▸ **What you are asked to do**
Every line with the string "accused" should be gathered.

— Start of Material for this task —

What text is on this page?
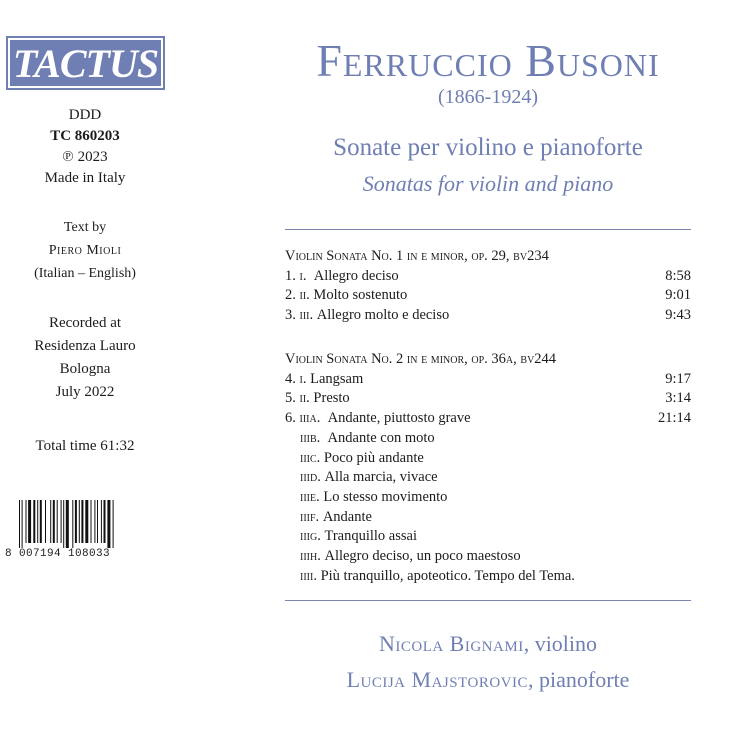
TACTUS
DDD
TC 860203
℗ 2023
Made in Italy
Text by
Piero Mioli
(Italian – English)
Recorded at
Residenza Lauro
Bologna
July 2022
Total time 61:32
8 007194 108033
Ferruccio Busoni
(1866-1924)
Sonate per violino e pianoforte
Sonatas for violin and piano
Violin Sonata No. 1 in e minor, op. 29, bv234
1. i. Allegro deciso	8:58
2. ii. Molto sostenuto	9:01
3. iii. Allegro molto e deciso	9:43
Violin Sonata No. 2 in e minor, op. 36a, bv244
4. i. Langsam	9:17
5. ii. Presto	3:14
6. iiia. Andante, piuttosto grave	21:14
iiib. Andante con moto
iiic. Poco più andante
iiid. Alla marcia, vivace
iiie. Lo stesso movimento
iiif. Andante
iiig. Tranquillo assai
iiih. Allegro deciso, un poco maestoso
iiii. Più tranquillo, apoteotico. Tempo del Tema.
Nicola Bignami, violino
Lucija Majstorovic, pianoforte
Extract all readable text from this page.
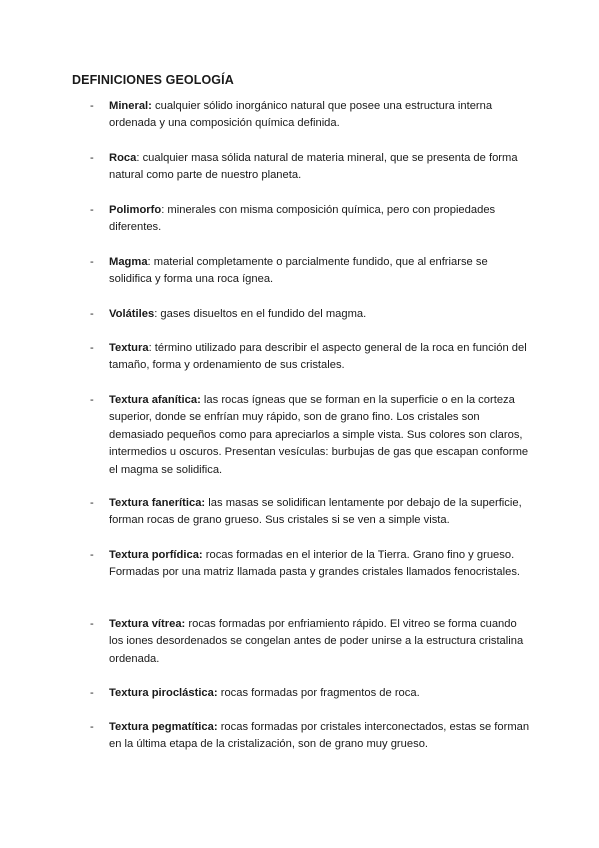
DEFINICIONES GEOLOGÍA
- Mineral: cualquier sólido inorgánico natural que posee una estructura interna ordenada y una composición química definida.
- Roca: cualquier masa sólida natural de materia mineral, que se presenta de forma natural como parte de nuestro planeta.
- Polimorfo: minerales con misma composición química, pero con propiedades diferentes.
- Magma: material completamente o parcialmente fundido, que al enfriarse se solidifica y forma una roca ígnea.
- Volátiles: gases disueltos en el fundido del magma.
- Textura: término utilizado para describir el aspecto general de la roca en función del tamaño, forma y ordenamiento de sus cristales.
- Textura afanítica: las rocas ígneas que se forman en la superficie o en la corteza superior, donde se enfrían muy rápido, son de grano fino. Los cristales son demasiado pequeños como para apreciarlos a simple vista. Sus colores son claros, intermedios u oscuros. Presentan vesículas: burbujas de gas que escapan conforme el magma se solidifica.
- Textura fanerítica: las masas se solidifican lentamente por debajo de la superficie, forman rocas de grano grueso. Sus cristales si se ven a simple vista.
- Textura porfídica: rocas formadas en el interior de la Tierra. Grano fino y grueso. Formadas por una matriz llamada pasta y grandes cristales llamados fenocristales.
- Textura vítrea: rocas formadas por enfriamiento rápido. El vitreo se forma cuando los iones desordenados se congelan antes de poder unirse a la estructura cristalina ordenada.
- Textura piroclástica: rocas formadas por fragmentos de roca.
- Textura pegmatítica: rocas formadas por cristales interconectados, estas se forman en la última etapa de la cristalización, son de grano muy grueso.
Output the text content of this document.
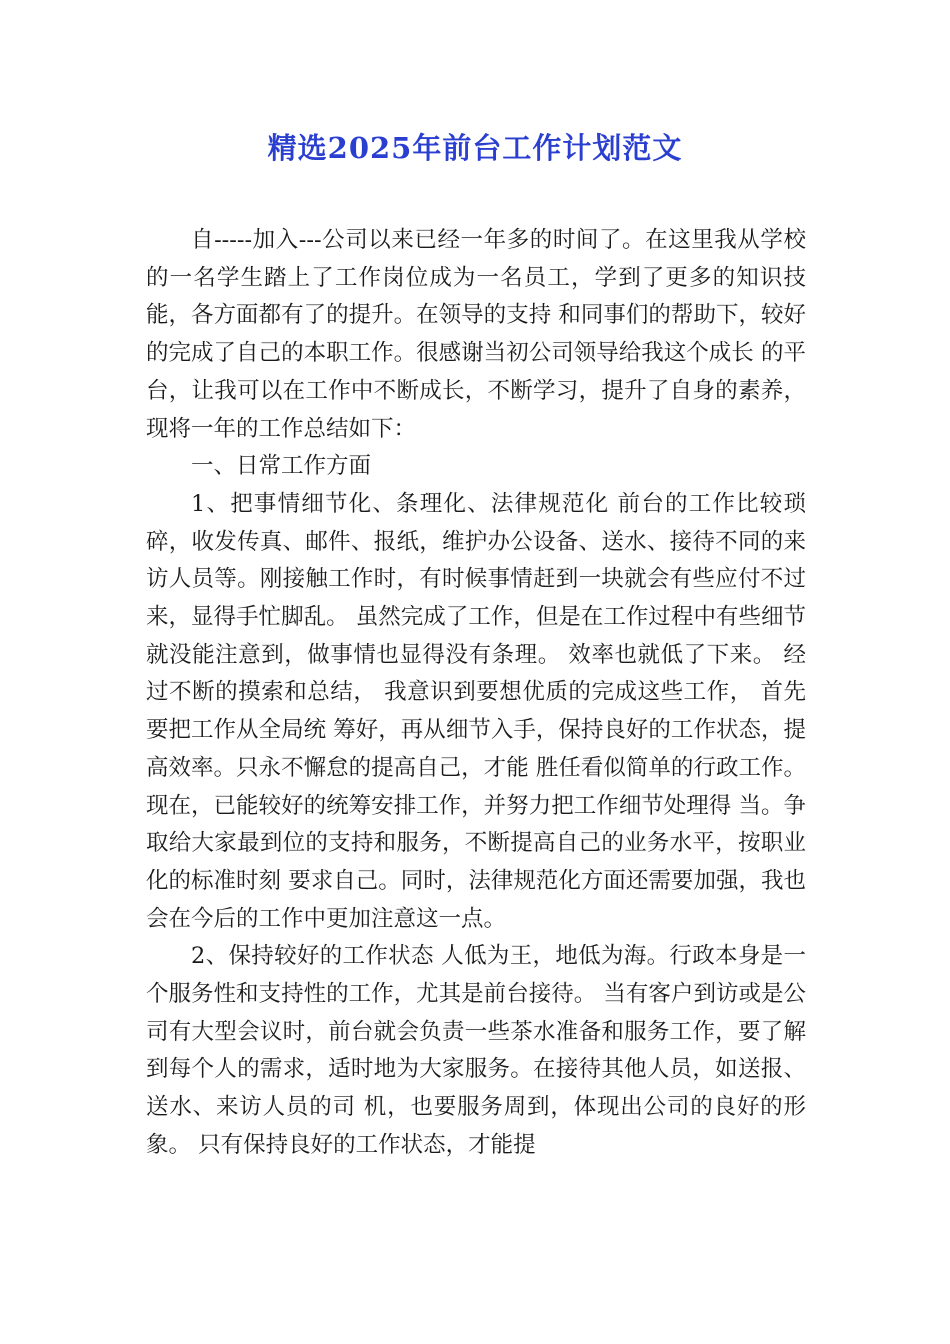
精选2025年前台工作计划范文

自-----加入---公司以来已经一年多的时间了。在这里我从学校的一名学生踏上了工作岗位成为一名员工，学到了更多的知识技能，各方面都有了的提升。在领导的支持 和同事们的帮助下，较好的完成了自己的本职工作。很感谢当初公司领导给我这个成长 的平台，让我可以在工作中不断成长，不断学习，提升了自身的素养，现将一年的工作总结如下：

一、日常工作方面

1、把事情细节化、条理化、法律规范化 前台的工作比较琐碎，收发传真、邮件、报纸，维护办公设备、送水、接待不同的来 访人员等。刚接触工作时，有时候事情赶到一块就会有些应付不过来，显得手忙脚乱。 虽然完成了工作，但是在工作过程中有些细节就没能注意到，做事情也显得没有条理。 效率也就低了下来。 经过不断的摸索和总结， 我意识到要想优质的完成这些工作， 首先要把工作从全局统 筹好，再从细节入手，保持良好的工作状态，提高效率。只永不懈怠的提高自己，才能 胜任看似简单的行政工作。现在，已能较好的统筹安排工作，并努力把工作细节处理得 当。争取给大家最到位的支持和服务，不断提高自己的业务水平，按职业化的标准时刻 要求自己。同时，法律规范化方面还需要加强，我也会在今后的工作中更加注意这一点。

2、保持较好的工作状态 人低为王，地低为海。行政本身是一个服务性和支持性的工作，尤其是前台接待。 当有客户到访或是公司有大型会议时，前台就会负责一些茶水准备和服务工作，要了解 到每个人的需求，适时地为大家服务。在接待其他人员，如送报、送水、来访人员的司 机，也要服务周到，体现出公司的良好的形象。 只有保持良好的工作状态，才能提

— End of Material for this task —
— Start of Material for this task —

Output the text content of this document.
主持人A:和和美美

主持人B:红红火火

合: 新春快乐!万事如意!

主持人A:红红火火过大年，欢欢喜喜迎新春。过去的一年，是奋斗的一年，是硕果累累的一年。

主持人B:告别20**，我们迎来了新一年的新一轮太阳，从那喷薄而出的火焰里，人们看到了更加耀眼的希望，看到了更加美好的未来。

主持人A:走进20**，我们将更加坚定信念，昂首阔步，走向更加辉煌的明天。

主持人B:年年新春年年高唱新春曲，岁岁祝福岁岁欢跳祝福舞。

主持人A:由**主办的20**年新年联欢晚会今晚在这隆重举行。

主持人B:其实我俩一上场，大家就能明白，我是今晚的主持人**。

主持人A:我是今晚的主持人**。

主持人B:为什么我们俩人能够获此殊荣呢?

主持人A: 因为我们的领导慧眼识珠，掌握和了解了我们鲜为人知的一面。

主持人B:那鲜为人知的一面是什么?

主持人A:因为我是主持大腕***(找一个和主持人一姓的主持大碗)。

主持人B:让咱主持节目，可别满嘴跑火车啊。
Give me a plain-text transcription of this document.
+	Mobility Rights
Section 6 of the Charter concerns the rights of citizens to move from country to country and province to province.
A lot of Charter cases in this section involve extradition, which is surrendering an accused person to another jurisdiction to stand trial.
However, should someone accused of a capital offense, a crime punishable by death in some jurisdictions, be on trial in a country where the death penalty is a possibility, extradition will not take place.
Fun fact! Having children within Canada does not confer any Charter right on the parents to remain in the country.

— End of Material for this task —
— Start of Material for this task —

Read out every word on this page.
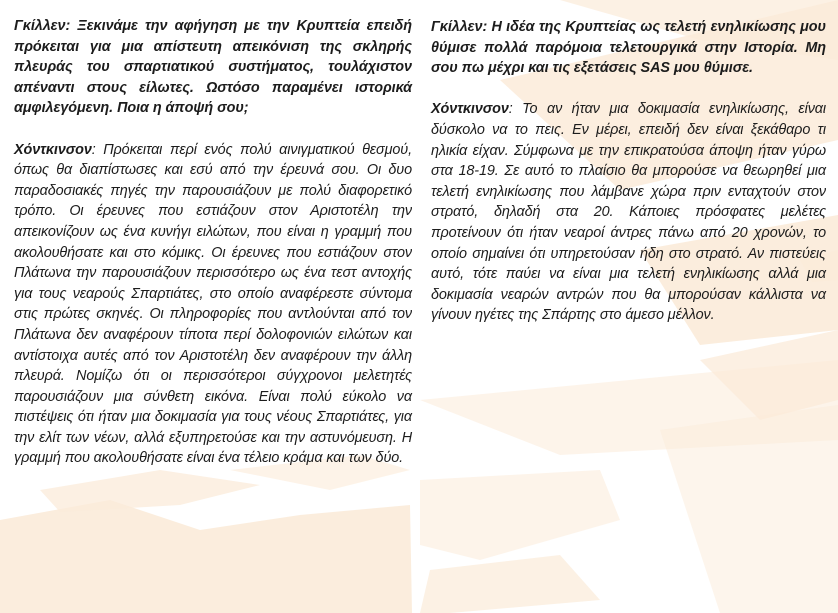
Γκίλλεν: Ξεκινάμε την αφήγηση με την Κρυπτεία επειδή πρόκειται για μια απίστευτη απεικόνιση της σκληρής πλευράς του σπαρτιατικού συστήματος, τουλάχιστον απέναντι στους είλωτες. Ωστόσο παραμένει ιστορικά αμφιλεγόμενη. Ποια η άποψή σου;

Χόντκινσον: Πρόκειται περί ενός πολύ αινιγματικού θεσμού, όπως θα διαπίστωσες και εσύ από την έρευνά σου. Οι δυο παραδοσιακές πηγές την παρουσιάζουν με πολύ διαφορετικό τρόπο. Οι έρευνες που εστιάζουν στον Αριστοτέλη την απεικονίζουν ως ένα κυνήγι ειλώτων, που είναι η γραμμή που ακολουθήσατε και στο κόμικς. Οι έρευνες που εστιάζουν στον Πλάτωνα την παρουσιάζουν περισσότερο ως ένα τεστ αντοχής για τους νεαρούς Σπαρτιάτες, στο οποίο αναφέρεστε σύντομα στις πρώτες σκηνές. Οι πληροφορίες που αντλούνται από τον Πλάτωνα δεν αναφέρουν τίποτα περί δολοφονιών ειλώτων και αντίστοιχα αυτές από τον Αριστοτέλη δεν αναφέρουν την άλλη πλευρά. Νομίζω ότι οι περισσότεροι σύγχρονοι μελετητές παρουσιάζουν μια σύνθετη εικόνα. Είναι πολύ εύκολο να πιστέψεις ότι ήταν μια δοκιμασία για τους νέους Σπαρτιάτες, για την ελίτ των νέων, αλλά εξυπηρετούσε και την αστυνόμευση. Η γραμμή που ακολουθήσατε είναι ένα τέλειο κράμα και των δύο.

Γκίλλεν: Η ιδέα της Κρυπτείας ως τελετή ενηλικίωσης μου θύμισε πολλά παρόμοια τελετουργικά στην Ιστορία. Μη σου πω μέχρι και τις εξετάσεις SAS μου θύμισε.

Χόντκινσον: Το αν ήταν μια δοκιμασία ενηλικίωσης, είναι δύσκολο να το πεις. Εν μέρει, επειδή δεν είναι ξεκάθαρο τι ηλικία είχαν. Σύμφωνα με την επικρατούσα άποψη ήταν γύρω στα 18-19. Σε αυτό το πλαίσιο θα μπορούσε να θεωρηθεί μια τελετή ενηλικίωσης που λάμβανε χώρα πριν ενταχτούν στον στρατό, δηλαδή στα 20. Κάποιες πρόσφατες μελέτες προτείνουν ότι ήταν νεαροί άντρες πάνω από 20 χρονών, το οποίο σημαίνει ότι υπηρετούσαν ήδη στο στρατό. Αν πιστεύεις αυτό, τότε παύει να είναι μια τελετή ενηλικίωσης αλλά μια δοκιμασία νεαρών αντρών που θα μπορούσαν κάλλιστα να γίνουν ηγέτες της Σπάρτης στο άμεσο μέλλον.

— End of Material for this task —

▸ **Exercise answer**
A lot of Charter cases in this section involve extradition, which is surrendering an accused person to another jurisdiction to stand trial.
However, should someone accused of a capital offense, a crime punishable by death in some jurisdictions, be on trial in a country where the death penalty is a possibility, extradition will not take place.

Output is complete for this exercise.